**WHAT TO DO**
Each entry should be quoted word for word, including every mark of punctuation.

**EXERCISE INPUT**

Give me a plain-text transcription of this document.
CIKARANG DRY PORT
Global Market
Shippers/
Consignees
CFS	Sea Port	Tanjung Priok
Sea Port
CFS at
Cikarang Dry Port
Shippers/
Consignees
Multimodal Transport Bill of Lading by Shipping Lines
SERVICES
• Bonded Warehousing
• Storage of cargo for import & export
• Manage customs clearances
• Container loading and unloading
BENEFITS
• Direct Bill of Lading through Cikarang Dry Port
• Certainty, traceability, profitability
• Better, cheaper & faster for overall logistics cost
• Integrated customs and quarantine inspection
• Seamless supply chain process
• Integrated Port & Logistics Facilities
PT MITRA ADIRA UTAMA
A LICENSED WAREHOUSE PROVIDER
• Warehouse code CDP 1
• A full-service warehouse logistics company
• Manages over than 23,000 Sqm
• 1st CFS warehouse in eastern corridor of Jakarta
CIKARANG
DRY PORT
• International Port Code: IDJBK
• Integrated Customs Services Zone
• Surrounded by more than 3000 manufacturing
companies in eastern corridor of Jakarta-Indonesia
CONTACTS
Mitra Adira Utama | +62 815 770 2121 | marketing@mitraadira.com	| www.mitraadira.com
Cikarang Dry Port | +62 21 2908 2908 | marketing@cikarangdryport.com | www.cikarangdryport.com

**TASK RESULT**
Give me a plain-text transcription of this document.
CIKARANG DRY PORT
Global Market
Shippers/
Consignees
CFS	Sea Port	Tanjung Priok
Sea Port
CFS at
Cikarang Dry Port
Shippers/
Consignees
Multimodal Transport Bill of Lading by Shipping Lines
SERVICES
• Bonded Warehousing
• Storage of cargo for import & export
• Manage customs clearances
• Container loading and unloading
BENEFITS
• Direct Bill of Lading through Cikarang Dry Port
• Certainty, traceability, profitability
• Better, cheaper & faster for overall logistics cost
• Integrated customs and quarantine inspection
• Seamless supply chain process
• Integrated Port & Logistics Facilities
PT MITRA ADIRA UTAMA
A LICENSED WAREHOUSE PROVIDER
• Warehouse code CDP 1
• A full-service warehouse logistics company
• Manages over than 23,000 Sqm
• 1st CFS warehouse in eastern corridor of Jakarta
CIKARANG
DRY PORT
• International Port Code: IDJBK
• Integrated Customs Services Zone
• Surrounded by more than 3000 manufacturing
companies in eastern corridor of Jakarta-Indonesia
CONTACTS
Mitra Adira Utama | +62 815 770 2121 | marketing@mitraadira.com	| www.mitraadira.com
Cikarang Dry Port | +62 21 2908 2908 | marketing@cikarangdryport.com | www.cikarangdryport.com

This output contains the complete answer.